WRITTEN EXERCISE — Will you write out the data exactly, excluding every picture?

[begin DATA TO USE]

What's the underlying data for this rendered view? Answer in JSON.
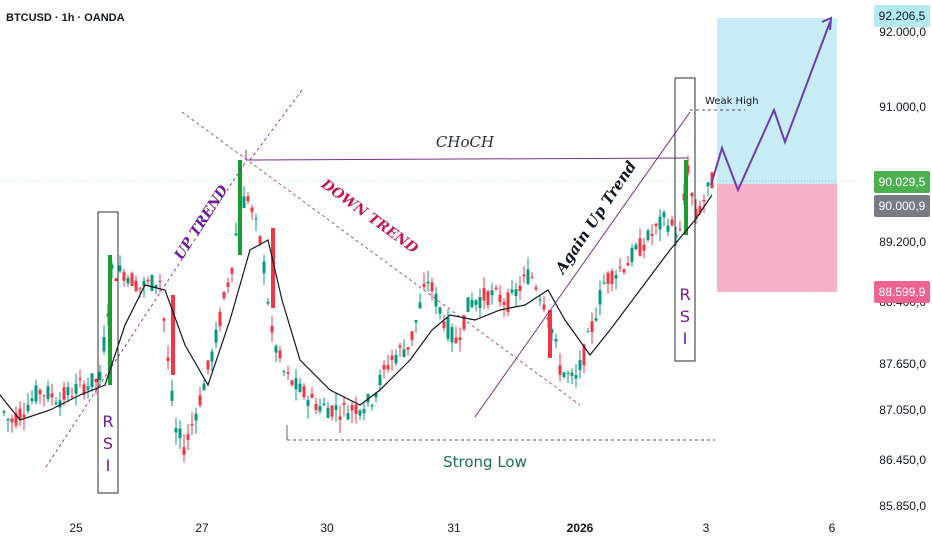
{
  "symbol": "BTCUSD · 1h · OANDA",
  "chart_data": {
    "type": "candlestick",
    "ylim": [
      85850,
      92450
    ],
    "y_ticks": [
      "92.000,0",
      "91.000,0",
      "89.200,0",
      "88.400,0",
      "87.650,0",
      "87.050,0",
      "86.450,0",
      "85.850,0"
    ],
    "y_tick_values": [
      92000,
      91000,
      89200,
      88400,
      87650,
      87050,
      86450,
      85850
    ],
    "x_ticks": [
      "25",
      "27",
      "30",
      "31",
      "2026",
      "3",
      "6"
    ],
    "price_tags": {
      "target": "92.206,5",
      "upper": "90.029,5",
      "current": "90.000,9",
      "stop": "88.599,9"
    },
    "annotations": {
      "choch": "CHoCH",
      "up_trend": "UP TREND",
      "down_trend": "DOWN TREND",
      "again_up_trend": "Again Up Trend",
      "strong_low": "Strong Low",
      "weak_high": "Weak High",
      "rsi": "RSI"
    },
    "colors": {
      "up": "#089981",
      "up_strong": "#1a9c2e",
      "down": "#f23645",
      "purple": "#7b2f8e",
      "navy": "#2a2e39",
      "target_zone": "#bde9f3",
      "stop_zone": "#f5a8c3",
      "tag_blue": "#b2ebf2",
      "tag_green": "#4caf50",
      "tag_grey": "#787b86",
      "tag_pink": "#f06292"
    }
  }
}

[end DATA TO USE]

SOLVED PROBLEM —
What's the underlying data for this rendered view? Answer in JSON.
{
  "symbol": "BTCUSD · 1h · OANDA",
  "chart_data": {
    "type": "candlestick",
    "ylim": [
      85850,
      92450
    ],
    "y_ticks": [
      "92.000,0",
      "91.000,0",
      "89.200,0",
      "88.400,0",
      "87.650,0",
      "87.050,0",
      "86.450,0",
      "85.850,0"
    ],
    "y_tick_values": [
      92000,
      91000,
      89200,
      88400,
      87650,
      87050,
      86450,
      85850
    ],
    "x_ticks": [
      "25",
      "27",
      "30",
      "31",
      "2026",
      "3",
      "6"
    ],
    "price_tags": {
      "target": "92.206,5",
      "upper": "90.029,5",
      "current": "90.000,9",
      "stop": "88.599,9"
    },
    "annotations": {
      "choch": "CHoCH",
      "up_trend": "UP TREND",
      "down_trend": "DOWN TREND",
      "again_up_trend": "Again Up Trend",
      "strong_low": "Strong Low",
      "weak_high": "Weak High",
      "rsi": "RSI"
    },
    "colors": {
      "up": "#089981",
      "up_strong": "#1a9c2e",
      "down": "#f23645",
      "purple": "#7b2f8e",
      "navy": "#2a2e39",
      "target_zone": "#bde9f3",
      "stop_zone": "#f5a8c3",
      "tag_blue": "#b2ebf2",
      "tag_green": "#4caf50",
      "tag_grey": "#787b86",
      "tag_pink": "#f06292"
    }
  }
}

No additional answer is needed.